| Required work |
Your answer should repeat every line of the records below in which the word "weight" appears.
BEGIN Data to process
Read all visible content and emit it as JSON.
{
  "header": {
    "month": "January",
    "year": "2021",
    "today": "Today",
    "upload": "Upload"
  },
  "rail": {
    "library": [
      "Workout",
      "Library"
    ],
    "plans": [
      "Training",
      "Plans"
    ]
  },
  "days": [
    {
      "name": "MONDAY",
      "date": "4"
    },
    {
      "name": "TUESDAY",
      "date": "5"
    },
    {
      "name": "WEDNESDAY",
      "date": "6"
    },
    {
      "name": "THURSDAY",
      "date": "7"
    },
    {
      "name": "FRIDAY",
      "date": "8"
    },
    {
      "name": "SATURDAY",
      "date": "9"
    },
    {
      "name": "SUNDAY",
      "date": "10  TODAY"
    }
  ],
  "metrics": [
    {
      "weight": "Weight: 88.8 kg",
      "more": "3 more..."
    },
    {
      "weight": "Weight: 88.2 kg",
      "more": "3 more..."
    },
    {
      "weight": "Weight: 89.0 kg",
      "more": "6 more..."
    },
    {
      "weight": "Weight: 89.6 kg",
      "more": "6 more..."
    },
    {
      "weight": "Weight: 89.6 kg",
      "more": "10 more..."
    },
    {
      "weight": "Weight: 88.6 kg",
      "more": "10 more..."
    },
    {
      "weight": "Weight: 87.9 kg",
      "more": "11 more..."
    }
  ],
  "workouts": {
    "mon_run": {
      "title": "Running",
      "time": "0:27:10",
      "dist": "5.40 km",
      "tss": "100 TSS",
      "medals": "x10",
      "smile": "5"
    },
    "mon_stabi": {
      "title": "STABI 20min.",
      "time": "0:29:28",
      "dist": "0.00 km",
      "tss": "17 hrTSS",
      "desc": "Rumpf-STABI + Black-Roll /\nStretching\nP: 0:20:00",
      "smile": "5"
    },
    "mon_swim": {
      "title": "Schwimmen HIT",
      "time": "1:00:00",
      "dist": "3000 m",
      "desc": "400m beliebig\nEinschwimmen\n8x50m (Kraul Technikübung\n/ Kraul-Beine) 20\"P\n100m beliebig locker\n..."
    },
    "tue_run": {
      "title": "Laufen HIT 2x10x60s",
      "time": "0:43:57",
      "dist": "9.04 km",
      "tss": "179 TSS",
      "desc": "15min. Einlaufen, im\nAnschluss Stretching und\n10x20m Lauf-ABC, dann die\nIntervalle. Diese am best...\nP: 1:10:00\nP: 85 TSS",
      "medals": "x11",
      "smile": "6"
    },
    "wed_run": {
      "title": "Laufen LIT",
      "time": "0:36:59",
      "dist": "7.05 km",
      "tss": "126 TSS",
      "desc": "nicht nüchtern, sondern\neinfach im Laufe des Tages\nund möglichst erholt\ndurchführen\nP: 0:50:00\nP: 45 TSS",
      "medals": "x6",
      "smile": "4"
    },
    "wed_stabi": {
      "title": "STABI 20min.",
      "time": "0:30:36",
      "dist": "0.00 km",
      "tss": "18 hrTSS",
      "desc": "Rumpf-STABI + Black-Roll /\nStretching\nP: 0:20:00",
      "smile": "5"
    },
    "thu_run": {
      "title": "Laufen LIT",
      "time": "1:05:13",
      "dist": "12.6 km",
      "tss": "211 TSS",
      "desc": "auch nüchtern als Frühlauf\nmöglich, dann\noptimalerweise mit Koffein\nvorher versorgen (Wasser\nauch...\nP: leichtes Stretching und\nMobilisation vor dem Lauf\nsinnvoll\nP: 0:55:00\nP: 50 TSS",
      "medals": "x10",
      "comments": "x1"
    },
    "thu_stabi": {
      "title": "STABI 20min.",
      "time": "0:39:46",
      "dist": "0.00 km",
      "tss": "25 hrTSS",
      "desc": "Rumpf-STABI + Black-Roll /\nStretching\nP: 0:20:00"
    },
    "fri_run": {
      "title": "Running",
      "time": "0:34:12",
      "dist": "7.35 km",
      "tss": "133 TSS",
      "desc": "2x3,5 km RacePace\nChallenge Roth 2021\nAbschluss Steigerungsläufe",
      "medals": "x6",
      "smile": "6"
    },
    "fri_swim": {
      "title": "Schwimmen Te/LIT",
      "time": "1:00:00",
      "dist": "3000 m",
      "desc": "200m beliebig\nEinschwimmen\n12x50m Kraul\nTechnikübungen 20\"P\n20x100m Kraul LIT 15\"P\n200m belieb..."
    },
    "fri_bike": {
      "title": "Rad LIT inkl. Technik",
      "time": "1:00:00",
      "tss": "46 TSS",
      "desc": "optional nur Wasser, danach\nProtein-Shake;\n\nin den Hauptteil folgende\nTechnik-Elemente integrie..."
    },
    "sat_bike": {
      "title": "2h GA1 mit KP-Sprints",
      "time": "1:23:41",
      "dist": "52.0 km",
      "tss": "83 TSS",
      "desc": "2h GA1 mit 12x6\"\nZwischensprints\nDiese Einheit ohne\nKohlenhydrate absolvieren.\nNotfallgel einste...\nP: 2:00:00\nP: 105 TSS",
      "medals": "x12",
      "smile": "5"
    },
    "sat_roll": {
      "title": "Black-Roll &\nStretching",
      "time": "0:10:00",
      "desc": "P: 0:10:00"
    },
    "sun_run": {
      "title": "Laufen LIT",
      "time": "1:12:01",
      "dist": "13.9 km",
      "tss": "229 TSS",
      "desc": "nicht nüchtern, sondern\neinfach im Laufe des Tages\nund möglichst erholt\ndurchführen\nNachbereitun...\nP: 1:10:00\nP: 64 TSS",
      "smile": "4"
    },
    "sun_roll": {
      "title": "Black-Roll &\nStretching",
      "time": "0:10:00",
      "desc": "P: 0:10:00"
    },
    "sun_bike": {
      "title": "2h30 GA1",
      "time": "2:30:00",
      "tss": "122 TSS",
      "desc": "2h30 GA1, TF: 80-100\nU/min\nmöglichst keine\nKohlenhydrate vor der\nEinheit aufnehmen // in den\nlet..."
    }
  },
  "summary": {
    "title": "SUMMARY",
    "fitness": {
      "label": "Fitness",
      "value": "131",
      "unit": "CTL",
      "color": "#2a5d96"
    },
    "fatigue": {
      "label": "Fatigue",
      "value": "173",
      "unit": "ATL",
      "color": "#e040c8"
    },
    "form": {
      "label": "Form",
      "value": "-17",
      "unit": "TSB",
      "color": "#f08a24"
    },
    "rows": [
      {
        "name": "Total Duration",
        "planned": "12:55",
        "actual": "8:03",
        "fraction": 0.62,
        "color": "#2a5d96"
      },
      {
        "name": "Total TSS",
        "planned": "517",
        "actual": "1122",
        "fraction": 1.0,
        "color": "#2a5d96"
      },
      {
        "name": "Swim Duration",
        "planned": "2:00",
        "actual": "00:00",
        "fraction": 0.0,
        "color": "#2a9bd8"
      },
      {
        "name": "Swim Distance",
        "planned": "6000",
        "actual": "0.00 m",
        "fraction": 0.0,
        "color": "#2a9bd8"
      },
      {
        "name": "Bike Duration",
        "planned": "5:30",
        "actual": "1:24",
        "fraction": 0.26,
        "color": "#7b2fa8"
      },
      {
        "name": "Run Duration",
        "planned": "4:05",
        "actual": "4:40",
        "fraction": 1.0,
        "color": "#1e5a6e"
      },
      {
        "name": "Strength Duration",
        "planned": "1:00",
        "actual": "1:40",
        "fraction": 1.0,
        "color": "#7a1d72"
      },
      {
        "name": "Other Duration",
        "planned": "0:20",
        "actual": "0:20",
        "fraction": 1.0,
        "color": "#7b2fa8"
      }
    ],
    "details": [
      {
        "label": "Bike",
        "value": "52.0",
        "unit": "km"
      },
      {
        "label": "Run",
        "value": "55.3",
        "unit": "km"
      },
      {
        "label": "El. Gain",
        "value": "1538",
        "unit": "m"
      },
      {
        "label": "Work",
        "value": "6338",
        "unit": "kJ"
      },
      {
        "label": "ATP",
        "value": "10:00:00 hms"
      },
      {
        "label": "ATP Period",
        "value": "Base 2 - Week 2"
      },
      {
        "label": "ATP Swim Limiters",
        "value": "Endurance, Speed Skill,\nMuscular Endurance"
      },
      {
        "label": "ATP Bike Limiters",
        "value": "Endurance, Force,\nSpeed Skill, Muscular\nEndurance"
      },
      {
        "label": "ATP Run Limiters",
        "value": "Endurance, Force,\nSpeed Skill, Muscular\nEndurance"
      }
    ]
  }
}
END Data to process
| Reply to the task |
      "weight": "Weight: 88.8 kg",
      "weight": "Weight: 88.2 kg",
      "weight": "Weight: 89.0 kg",
      "weight": "Weight: 89.6 kg",
      "weight": "Weight: 89.6 kg",
      "weight": "Weight: 88.6 kg",
      "weight": "Weight: 87.9 kg",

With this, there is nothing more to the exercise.